• _Available data_:

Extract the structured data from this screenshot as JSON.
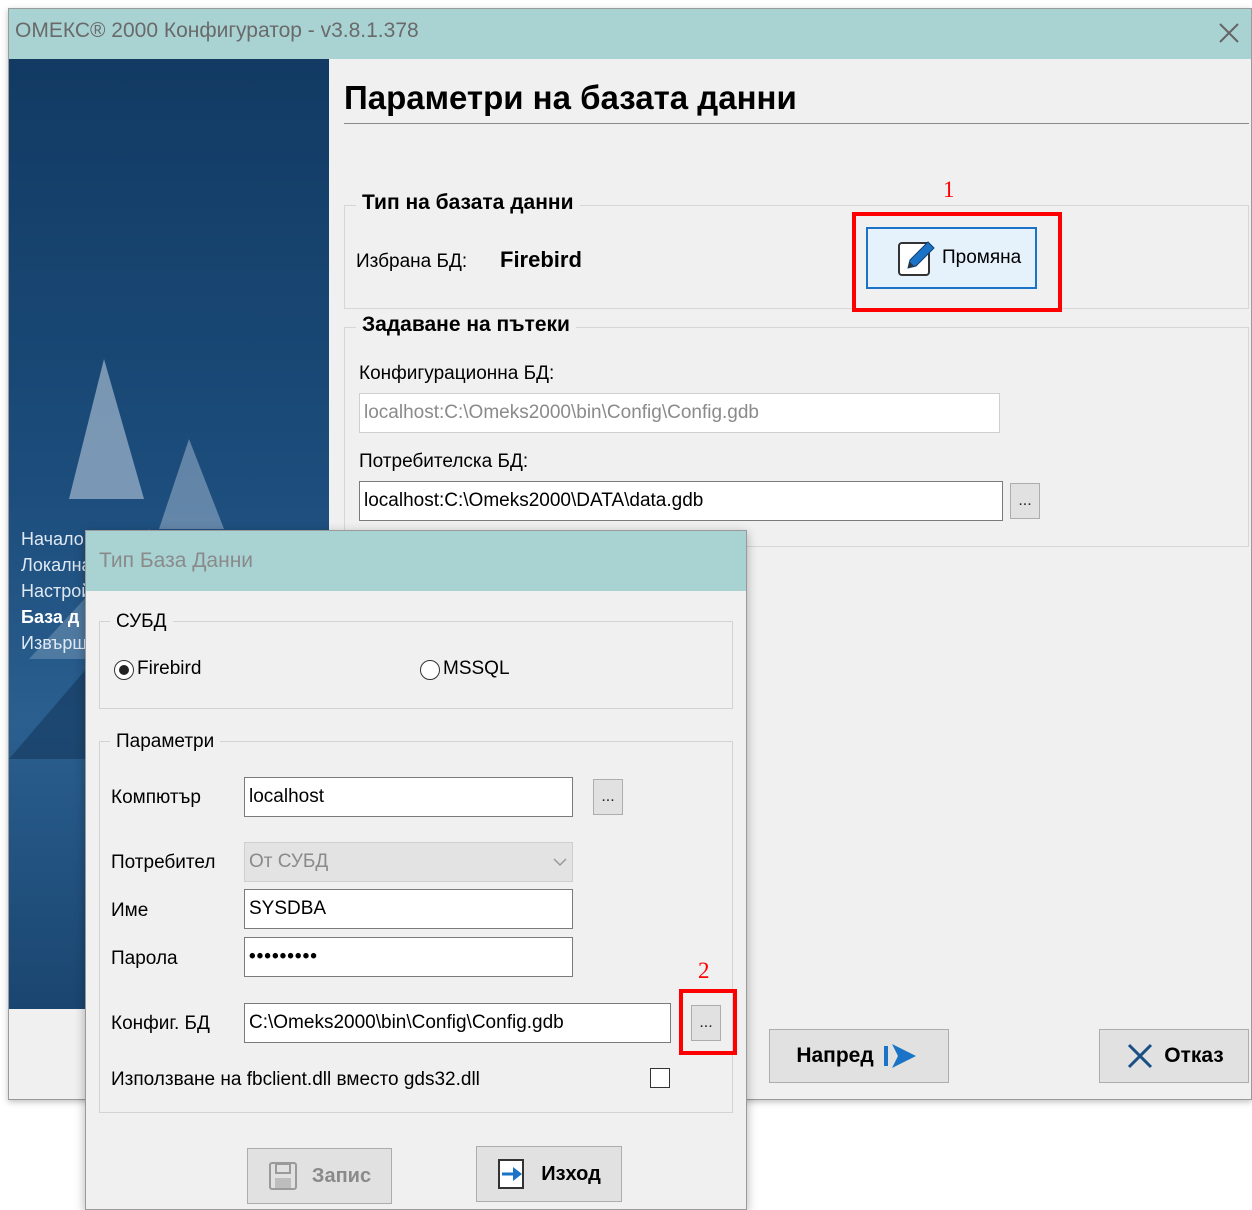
{
  "window": {
    "title": "ОМЕКС® 2000 Конфигуратор - v3.8.1.378",
    "close_icon": "close-icon"
  },
  "sidebar": {
    "items": [
      {
        "label": "Начало",
        "active": false
      },
      {
        "label": "Локална",
        "active": false
      },
      {
        "label": "Настрой",
        "active": false
      },
      {
        "label": "База д",
        "active": true
      },
      {
        "label": "Извърш",
        "active": false
      }
    ]
  },
  "page": {
    "title": "Параметри на базата данни",
    "db_type_group": {
      "label": "Тип на базата данни",
      "selected_label": "Избрана БД:",
      "selected_value": "Firebird",
      "change_button": "Промяна",
      "marker": "1"
    },
    "paths_group": {
      "label": "Задаване на пътеки",
      "config_db_label": "Конфигурационна БД:",
      "config_db_value": "localhost:C:\\Omeks2000\\bin\\Config\\Config.gdb",
      "user_db_label": "Потребителска БД:",
      "user_db_value": "localhost:C:\\Omeks2000\\DATA\\data.gdb",
      "browse_button": "..."
    },
    "next_button": "Напред",
    "cancel_button": "Отказ"
  },
  "dialog": {
    "title": "Тип База Данни",
    "dbms_group": {
      "label": "СУБД",
      "options": [
        {
          "label": "Firebird",
          "checked": true
        },
        {
          "label": "MSSQL",
          "checked": false
        }
      ]
    },
    "params_group": {
      "label": "Параметри",
      "computer_label": "Компютър",
      "computer_value": "localhost",
      "user_label": "Потребител",
      "user_value": "От СУБД",
      "name_label": "Име",
      "name_value": "SYSDBA",
      "password_label": "Парола",
      "password_value": "•••••••••",
      "config_label": "Конфиг. БД",
      "config_value": "C:\\Omeks2000\\bin\\Config\\Config.gdb",
      "browse_button": "...",
      "marker": "2",
      "fbclient_label": "Използване на fbclient.dll вместо gds32.dll",
      "fbclient_checked": false
    },
    "save_button": "Запис",
    "exit_button": "Изход"
  },
  "colors": {
    "title_bar": "#a9d3d3",
    "highlight": "#ff0000",
    "accent_blue": "#1a73c6"
  }
}
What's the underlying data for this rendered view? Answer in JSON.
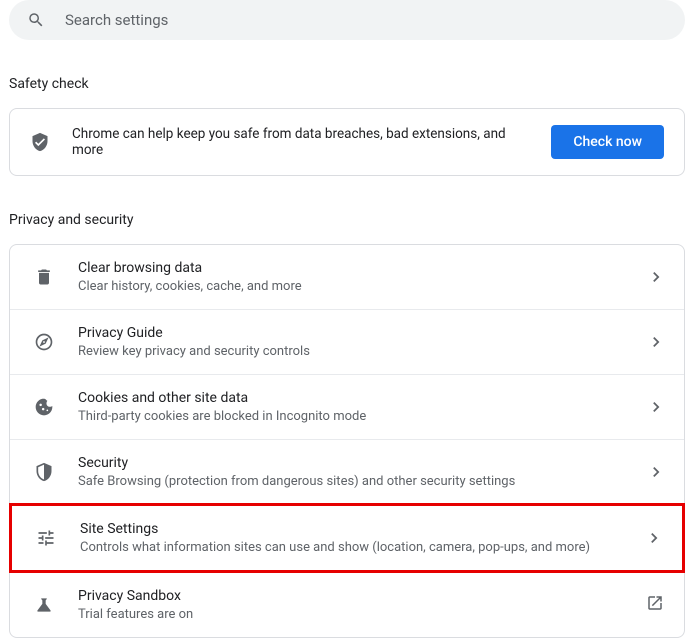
{
  "search": {
    "placeholder": "Search settings"
  },
  "safety": {
    "heading": "Safety check",
    "message": "Chrome can help keep you safe from data breaches, bad extensions, and more",
    "button": "Check now"
  },
  "privacy": {
    "heading": "Privacy and security",
    "items": [
      {
        "title": "Clear browsing data",
        "subtitle": "Clear history, cookies, cache, and more",
        "icon": "trash",
        "action": "arrow"
      },
      {
        "title": "Privacy Guide",
        "subtitle": "Review key privacy and security controls",
        "icon": "compass",
        "action": "arrow"
      },
      {
        "title": "Cookies and other site data",
        "subtitle": "Third-party cookies are blocked in Incognito mode",
        "icon": "cookie",
        "action": "arrow"
      },
      {
        "title": "Security",
        "subtitle": "Safe Browsing (protection from dangerous sites) and other security settings",
        "icon": "shield",
        "action": "arrow"
      },
      {
        "title": "Site Settings",
        "subtitle": "Controls what information sites can use and show (location, camera, pop-ups, and more)",
        "icon": "sliders",
        "action": "arrow",
        "highlighted": true
      },
      {
        "title": "Privacy Sandbox",
        "subtitle": "Trial features are on",
        "icon": "flask",
        "action": "external"
      }
    ]
  }
}
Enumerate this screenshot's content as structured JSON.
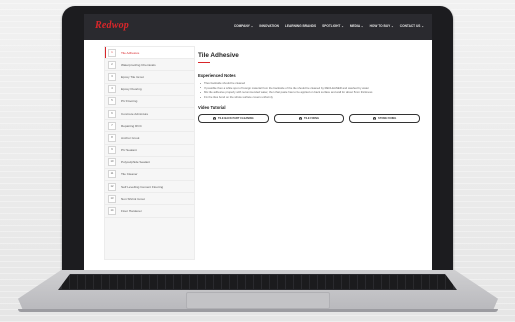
{
  "header": {
    "logo": "Redwop",
    "nav": [
      "COMPANY ⌄",
      "INNOVATION",
      "LEARNING BRANDS",
      "SPOTLIGHT ⌄",
      "MEDIA ⌄",
      "HOW TO BUY ⌄",
      "CONTACT US ⌄"
    ]
  },
  "sidebar": {
    "items": [
      {
        "num": "1",
        "label": "Tile Adhesive"
      },
      {
        "num": "2",
        "label": "Waterproofing Chemicals"
      },
      {
        "num": "3",
        "label": "Epoxy Tile Grout"
      },
      {
        "num": "4",
        "label": "Epoxy Flooring"
      },
      {
        "num": "5",
        "label": "PU Flooring"
      },
      {
        "num": "6",
        "label": "Concrete Admixture"
      },
      {
        "num": "7",
        "label": "Repairing RCC"
      },
      {
        "num": "8",
        "label": "Anchor Grout"
      },
      {
        "num": "9",
        "label": "PU Sealant"
      },
      {
        "num": "10",
        "label": "Polysulphide Sealant"
      },
      {
        "num": "11",
        "label": "Tile Cleaner"
      },
      {
        "num": "12",
        "label": "Self Levelling Cement Flooring"
      },
      {
        "num": "13",
        "label": "Non Shrink Grout"
      },
      {
        "num": "14",
        "label": "Floor Hardener"
      }
    ]
  },
  "content": {
    "title": "Tile Adhesive",
    "notes_heading": "Experienced Notes",
    "notes": [
      "Tiles backside should be cleaned",
      "If possible then a white spot of foreign material from the backside of the tile should be cleaned by RECLEANER and washed by water",
      "Mix tile adhesive properly with recommended water, then that paste has to be applied on back surface and wall for about 5mm thickness",
      "Fix the tiles bond on the whole surface covers uniformly"
    ],
    "video_heading": "Video Tutorial",
    "video_buttons": [
      "TILE BACK PART CLEANING",
      "TILE FIXING",
      "STONE FIXING"
    ]
  },
  "colors": {
    "accent": "#d8262a",
    "topbar": "#2a2a2f"
  }
}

• _Task objective_: Repeat the entries exactly and keep the pictures out of the copy.

• _Complete response_:
Extract the structured data from this screenshot as JSON.
{
  "window": {
    "title": "ОМЕКС® 2000 Конфигуратор - v3.8.1.378",
    "close_icon": "close-icon"
  },
  "sidebar": {
    "items": [
      {
        "label": "Начало",
        "active": false
      },
      {
        "label": "Локална",
        "active": false
      },
      {
        "label": "Настрой",
        "active": false
      },
      {
        "label": "База д",
        "active": true
      },
      {
        "label": "Извърш",
        "active": false
      }
    ]
  },
  "page": {
    "title": "Параметри на базата данни",
    "db_type_group": {
      "label": "Тип на базата данни",
      "selected_label": "Избрана БД:",
      "selected_value": "Firebird",
      "change_button": "Промяна",
      "marker": "1"
    },
    "paths_group": {
      "label": "Задаване на пътеки",
      "config_db_label": "Конфигурационна БД:",
      "config_db_value": "localhost:C:\\Omeks2000\\bin\\Config\\Config.gdb",
      "user_db_label": "Потребителска БД:",
      "user_db_value": "localhost:C:\\Omeks2000\\DATA\\data.gdb",
      "browse_button": "..."
    },
    "next_button": "Напред",
    "cancel_button": "Отказ"
  },
  "dialog": {
    "title": "Тип База Данни",
    "dbms_group": {
      "label": "СУБД",
      "options": [
        {
          "label": "Firebird",
          "checked": true
        },
        {
          "label": "MSSQL",
          "checked": false
        }
      ]
    },
    "params_group": {
      "label": "Параметри",
      "computer_label": "Компютър",
      "computer_value": "localhost",
      "user_label": "Потребител",
      "user_value": "От СУБД",
      "name_label": "Име",
      "name_value": "SYSDBA",
      "password_label": "Парола",
      "password_value": "•••••••••",
      "config_label": "Конфиг. БД",
      "config_value": "C:\\Omeks2000\\bin\\Config\\Config.gdb",
      "browse_button": "...",
      "marker": "2",
      "fbclient_label": "Използване на fbclient.dll вместо gds32.dll",
      "fbclient_checked": false
    },
    "save_button": "Запис",
    "exit_button": "Изход"
  },
  "colors": {
    "title_bar": "#a9d3d3",
    "highlight": "#ff0000",
    "accent_blue": "#1a73c6"
  }
}
What's the underlying data for this rendered view? Answer in JSON.
{
  "search": {
    "placeholder": "Search settings"
  },
  "safety": {
    "heading": "Safety check",
    "message": "Chrome can help keep you safe from data breaches, bad extensions, and more",
    "button": "Check now"
  },
  "privacy": {
    "heading": "Privacy and security",
    "items": [
      {
        "title": "Clear browsing data",
        "subtitle": "Clear history, cookies, cache, and more",
        "icon": "trash",
        "action": "arrow"
      },
      {
        "title": "Privacy Guide",
        "subtitle": "Review key privacy and security controls",
        "icon": "compass",
        "action": "arrow"
      },
      {
        "title": "Cookies and other site data",
        "subtitle": "Third-party cookies are blocked in Incognito mode",
        "icon": "cookie",
        "action": "arrow"
      },
      {
        "title": "Security",
        "subtitle": "Safe Browsing (protection from dangerous sites) and other security settings",
        "icon": "shield",
        "action": "arrow"
      },
      {
        "title": "Site Settings",
        "subtitle": "Controls what information sites can use and show (location, camera, pop-ups, and more)",
        "icon": "sliders",
        "action": "arrow",
        "highlighted": true
      },
      {
        "title": "Privacy Sandbox",
        "subtitle": "Trial features are on",
        "icon": "flask",
        "action": "external"
      }
    ]
  }
}
Enumerate this screenshot's content as structured JSON.
{
  "header": {
    "logo": "Redwop",
    "nav": [
      "COMPANY ⌄",
      "INNOVATION",
      "LEARNING BRANDS",
      "SPOTLIGHT ⌄",
      "MEDIA ⌄",
      "HOW TO BUY ⌄",
      "CONTACT US ⌄"
    ]
  },
  "sidebar": {
    "items": [
      {
        "num": "1",
        "label": "Tile Adhesive"
      },
      {
        "num": "2",
        "label": "Waterproofing Chemicals"
      },
      {
        "num": "3",
        "label": "Epoxy Tile Grout"
      },
      {
        "num": "4",
        "label": "Epoxy Flooring"
      },
      {
        "num": "5",
        "label": "PU Flooring"
      },
      {
        "num": "6",
        "label": "Concrete Admixture"
      },
      {
        "num": "7",
        "label": "Repairing RCC"
      },
      {
        "num": "8",
        "label": "Anchor Grout"
      },
      {
        "num": "9",
        "label": "PU Sealant"
      },
      {
        "num": "10",
        "label": "Polysulphide Sealant"
      },
      {
        "num": "11",
        "label": "Tile Cleaner"
      },
      {
        "num": "12",
        "label": "Self Levelling Cement Flooring"
      },
      {
        "num": "13",
        "label": "Non Shrink Grout"
      },
      {
        "num": "14",
        "label": "Floor Hardener"
      }
    ]
  },
  "content": {
    "title": "Tile Adhesive",
    "notes_heading": "Experienced Notes",
    "notes": [
      "Tiles backside should be cleaned",
      "If possible then a white spot of foreign material from the backside of the tile should be cleaned by RECLEANER and washed by water",
      "Mix tile adhesive properly with recommended water, then that paste has to be applied on back surface and wall for about 5mm thickness",
      "Fix the tiles bond on the whole surface covers uniformly"
    ],
    "video_heading": "Video Tutorial",
    "video_buttons": [
      "TILE BACK PART CLEANING",
      "TILE FIXING",
      "STONE FIXING"
    ]
  },
  "colors": {
    "accent": "#d8262a",
    "topbar": "#2a2a2f"
  }
}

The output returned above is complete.